* GOAL
Copy every entry word for word, but skip the pictures.

### PROVIDED DATA ###

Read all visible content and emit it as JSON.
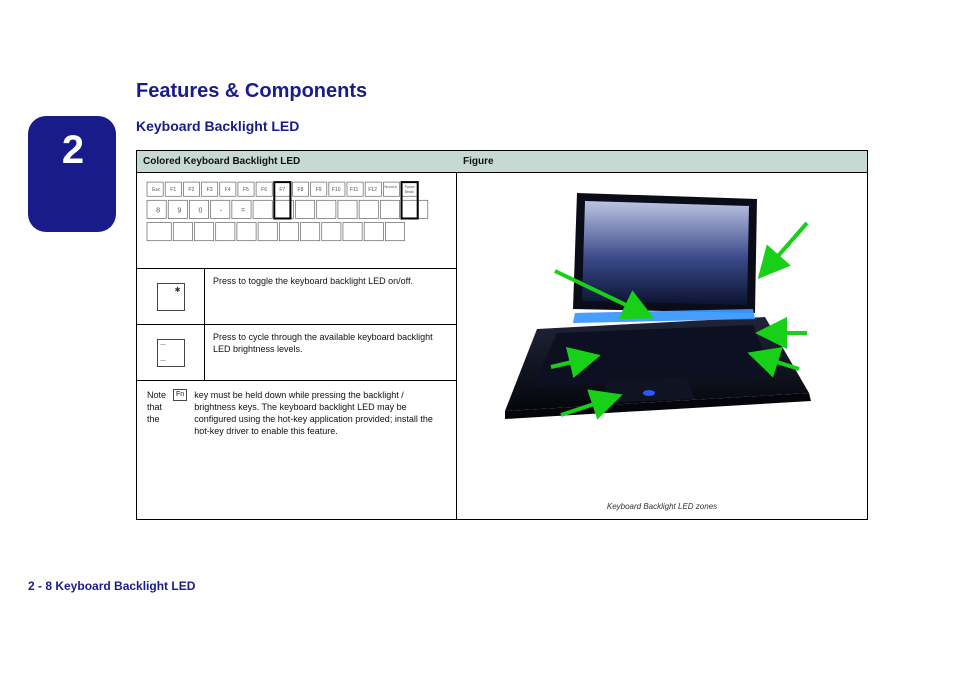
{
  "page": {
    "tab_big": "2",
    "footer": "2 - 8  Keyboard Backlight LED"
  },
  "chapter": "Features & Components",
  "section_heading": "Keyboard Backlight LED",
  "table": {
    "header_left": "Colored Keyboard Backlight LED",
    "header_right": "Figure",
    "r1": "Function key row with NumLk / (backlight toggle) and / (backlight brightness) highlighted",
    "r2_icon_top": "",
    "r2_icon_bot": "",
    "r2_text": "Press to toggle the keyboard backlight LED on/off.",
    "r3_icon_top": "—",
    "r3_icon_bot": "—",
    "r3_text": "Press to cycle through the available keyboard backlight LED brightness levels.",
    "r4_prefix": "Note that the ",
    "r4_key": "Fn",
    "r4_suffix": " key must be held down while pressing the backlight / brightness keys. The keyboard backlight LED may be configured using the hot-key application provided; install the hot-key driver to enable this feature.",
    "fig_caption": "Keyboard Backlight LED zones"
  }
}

###

* ANSWER TO THE EXERCISE
Read all visible content and emit it as JSON.
{
  "page": {
    "tab_big": "2",
    "footer": "2 - 8  Keyboard Backlight LED"
  },
  "chapter": "Features & Components",
  "section_heading": "Keyboard Backlight LED",
  "table": {
    "header_left": "Colored Keyboard Backlight LED",
    "header_right": "Figure",
    "r1": "Function key row with NumLk / (backlight toggle) and / (backlight brightness) highlighted",
    "r2_icon_top": "",
    "r2_icon_bot": "",
    "r2_text": "Press to toggle the keyboard backlight LED on/off.",
    "r3_icon_top": "—",
    "r3_icon_bot": "—",
    "r3_text": "Press to cycle through the available keyboard backlight LED brightness levels.",
    "r4_prefix": "Note that the ",
    "r4_key": "Fn",
    "r4_suffix": " key must be held down while pressing the backlight / brightness keys. The keyboard backlight LED may be configured using the hot-key application provided; install the hot-key driver to enable this feature.",
    "fig_caption": "Keyboard Backlight LED zones"
  }
}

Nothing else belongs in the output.